→ DATA SHOWN:
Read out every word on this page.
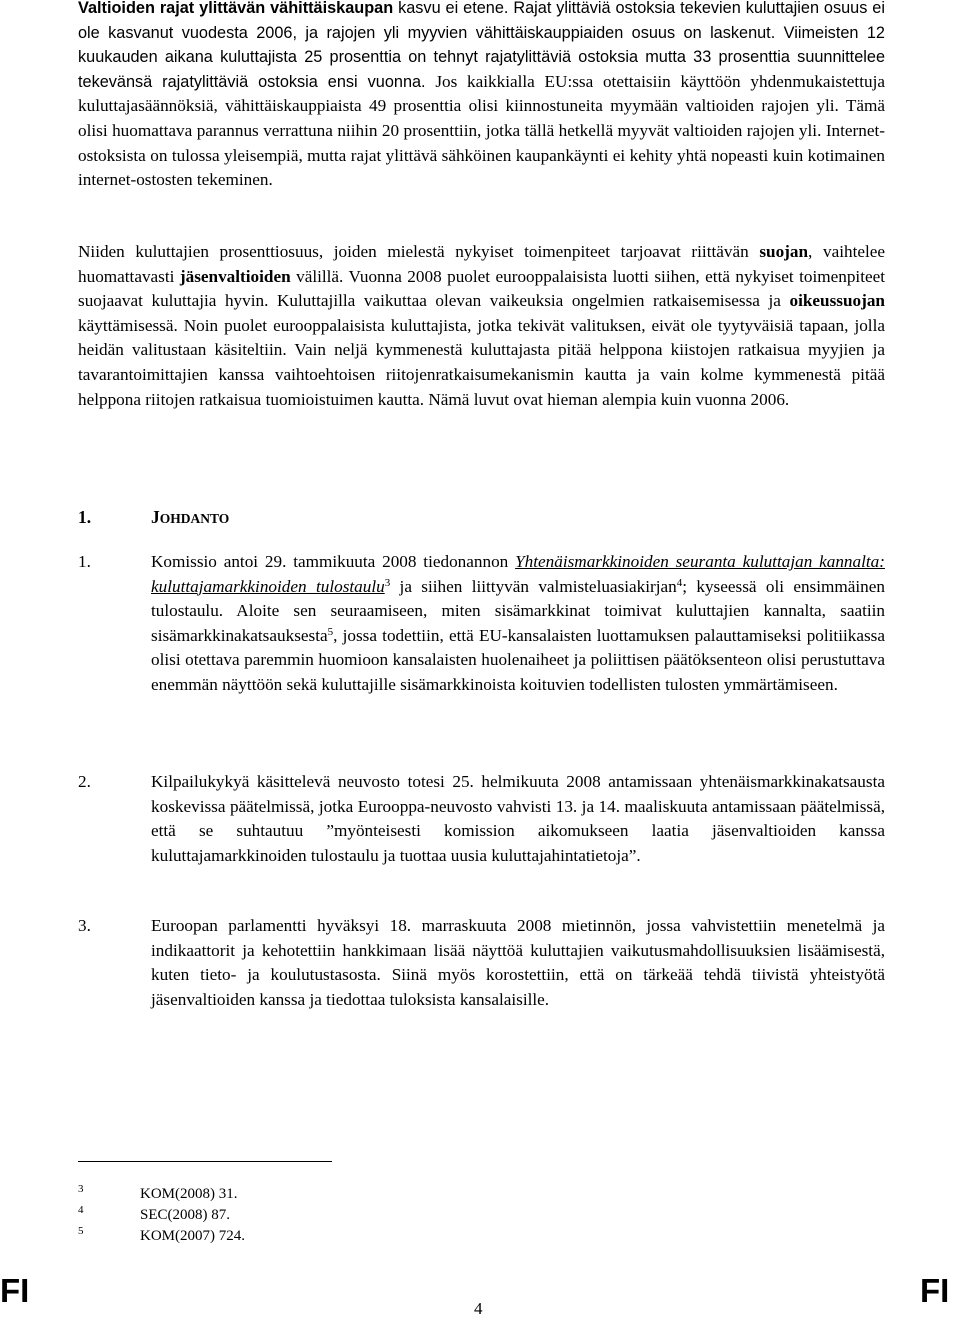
Valtioiden rajat ylittävän vähittäiskaupan kasvu ei etene. Rajat ylittäviä ostoksia tekevien kuluttajien osuus ei ole kasvanut vuodesta 2006, ja rajojen yli myyvien vähittäiskauppiaiden osuus on laskenut. Viimeisten 12 kuukauden aikana kuluttajista 25 prosenttia on tehnyt rajatylittäviä ostoksia mutta 33 prosenttia suunnittelee tekevänsä rajatylittäviä ostoksia ensi vuonna. Jos kaikkialla EU:ssa otettaisiin käyttöön yhdenmukaistettuja kuluttajasäännöksiä, vähittäiskauppiaista 49 prosenttia olisi kiinnostuneita myymään valtioiden rajojen yli. Tämä olisi huomattava parannus verrattuna niihin 20 prosenttiin, jotka tällä hetkellä myyvät valtioiden rajojen yli. Internet-ostoksista on tulossa yleisempiä, mutta rajat ylittävä sähköinen kaupankäynti ei kehity yhtä nopeasti kuin kotimainen internet-ostosten tekeminen.
Niiden kuluttajien prosenttiosuus, joiden mielestä nykyiset toimenpiteet tarjoavat riittävän suojan, vaihtelee huomattavasti jäsenvaltioiden välillä. Vuonna 2008 puolet eurooppalaisista luotti siihen, että nykyiset toimenpiteet suojaavat kuluttajia hyvin. Kuluttajilla vaikuttaa olevan vaikeuksia ongelmien ratkaisemisessa ja oikeussuojan käyttämisessä. Noin puolet eurooppalaisista kuluttajista, jotka tekivät valituksen, eivät ole tyytyväisiä tapaan, jolla heidän valitustaan käsiteltiin. Vain neljä kymmenestä kuluttajasta pitää helppona kiistojen ratkaisua myyjien ja tavarantoimittajien kanssa vaihtoehtoisen riitojenratkaisumekanismin kautta ja vain kolme kymmenestä pitää helppona riitojen ratkaisua tuomioistuimen kautta. Nämä luvut ovat hieman alempia kuin vuonna 2006.
1.	JOHDANTO
1.	Komissio antoi 29. tammikuuta 2008 tiedonannon Yhtenäismarkkinoiden seuranta kuluttajan kannalta: kuluttajamarkkinoiden tulostaulu$^3$ ja siihen liittyvän valmisteluasiakirjan$^4$; kyseessä oli ensimmäinen tulostaulu. Aloite sen seuraamiseen, miten sisämarkkinat toimivat kuluttajien kannalta, saatiin sisämarkkinakatsauksesta$^5$, jossa todettiin, että EU-kansalaisten luottamuksen palauttamiseksi politiikassa olisi otettava paremmin huomioon kansalaisten huolenaiheet ja poliittisen päätöksenteon olisi perustuttava enemmän näyttöön sekä kuluttajille sisämarkkinoista koituvien todellisten tulosten ymmärtämiseen.
2.	Kilpailukykyä käsittelevä neuvosto totesi 25. helmikuuta 2008 antamissaan yhtenäismarkkinakatsausta koskevissa päätelmissä, jotka Eurooppa-neuvosto vahvisti 13. ja 14. maaliskuuta antamissaan päätelmissä, että se suhtautuu ”myönteisesti komission aikomukseen laatia jäsenvaltioiden kanssa kuluttajamarkkinoiden tulostaulu ja tuottaa uusia kuluttajahintatietoja”.
3.	Euroopan parlamentti hyväksyi 18. marraskuuta 2008 mietinnön, jossa vahvistettiin menetelmä ja indikaattorit ja kehotettiin hankkimaan lisää näyttöä kuluttajien vaikutusmahdollisuuksien lisäämisestä, kuten tieto- ja koulutustasosta. Siinä myös korostettiin, että on tärkeää tehdä tiivistä yhteistyötä jäsenvaltioiden kanssa ja tiedottaa tuloksista kansalaisille.
3	KOM(2008) 31.
4	SEC(2008) 87.
5	KOM(2007) 724.
FI	4	FI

→ EXERCISE INSTRUCTIONS: Leave out the pictures and give the rest of the records again exactly.

→ FINAL ANSWER:
Read out every word on this page.
Valtioiden rajat ylittävän vähittäiskaupan kasvu ei etene. Rajat ylittäviä ostoksia tekevien kuluttajien osuus ei ole kasvanut vuodesta 2006, ja rajojen yli myyvien vähittäiskauppiaiden osuus on laskenut. Viimeisten 12 kuukauden aikana kuluttajista 25 prosenttia on tehnyt rajatylittäviä ostoksia mutta 33 prosenttia suunnittelee tekevänsä rajatylittäviä ostoksia ensi vuonna. Jos kaikkialla EU:ssa otettaisiin käyttöön yhdenmukaistettuja kuluttajasäännöksiä, vähittäiskauppiaista 49 prosenttia olisi kiinnostuneita myymään valtioiden rajojen yli. Tämä olisi huomattava parannus verrattuna niihin 20 prosenttiin, jotka tällä hetkellä myyvät valtioiden rajojen yli. Internet-ostoksista on tulossa yleisempiä, mutta rajat ylittävä sähköinen kaupankäynti ei kehity yhtä nopeasti kuin kotimainen internet-ostosten tekeminen.
Niiden kuluttajien prosenttiosuus, joiden mielestä nykyiset toimenpiteet tarjoavat riittävän suojan, vaihtelee huomattavasti jäsenvaltioiden välillä. Vuonna 2008 puolet eurooppalaisista luotti siihen, että nykyiset toimenpiteet suojaavat kuluttajia hyvin. Kuluttajilla vaikuttaa olevan vaikeuksia ongelmien ratkaisemisessa ja oikeussuojan käyttämisessä. Noin puolet eurooppalaisista kuluttajista, jotka tekivät valituksen, eivät ole tyytyväisiä tapaan, jolla heidän valitustaan käsiteltiin. Vain neljä kymmenestä kuluttajasta pitää helppona kiistojen ratkaisua myyjien ja tavarantoimittajien kanssa vaihtoehtoisen riitojenratkaisumekanismin kautta ja vain kolme kymmenestä pitää helppona riitojen ratkaisua tuomioistuimen kautta. Nämä luvut ovat hieman alempia kuin vuonna 2006.
1.	JOHDANTO
1.	Komissio antoi 29. tammikuuta 2008 tiedonannon Yhtenäismarkkinoiden seuranta kuluttajan kannalta: kuluttajamarkkinoiden tulostaulu$^3$ ja siihen liittyvän valmisteluasiakirjan$^4$; kyseessä oli ensimmäinen tulostaulu. Aloite sen seuraamiseen, miten sisämarkkinat toimivat kuluttajien kannalta, saatiin sisämarkkinakatsauksesta$^5$, jossa todettiin, että EU-kansalaisten luottamuksen palauttamiseksi politiikassa olisi otettava paremmin huomioon kansalaisten huolenaiheet ja poliittisen päätöksenteon olisi perustuttava enemmän näyttöön sekä kuluttajille sisämarkkinoista koituvien todellisten tulosten ymmärtämiseen.
2.	Kilpailukykyä käsittelevä neuvosto totesi 25. helmikuuta 2008 antamissaan yhtenäismarkkinakatsausta koskevissa päätelmissä, jotka Eurooppa-neuvosto vahvisti 13. ja 14. maaliskuuta antamissaan päätelmissä, että se suhtautuu ”myönteisesti komission aikomukseen laatia jäsenvaltioiden kanssa kuluttajamarkkinoiden tulostaulu ja tuottaa uusia kuluttajahintatietoja”.
3.	Euroopan parlamentti hyväksyi 18. marraskuuta 2008 mietinnön, jossa vahvistettiin menetelmä ja indikaattorit ja kehotettiin hankkimaan lisää näyttöä kuluttajien vaikutusmahdollisuuksien lisäämisestä, kuten tieto- ja koulutustasosta. Siinä myös korostettiin, että on tärkeää tehdä tiivistä yhteistyötä jäsenvaltioiden kanssa ja tiedottaa tuloksista kansalaisille.
3	KOM(2008) 31.
4	SEC(2008) 87.
5	KOM(2007) 724.
FI	4	FI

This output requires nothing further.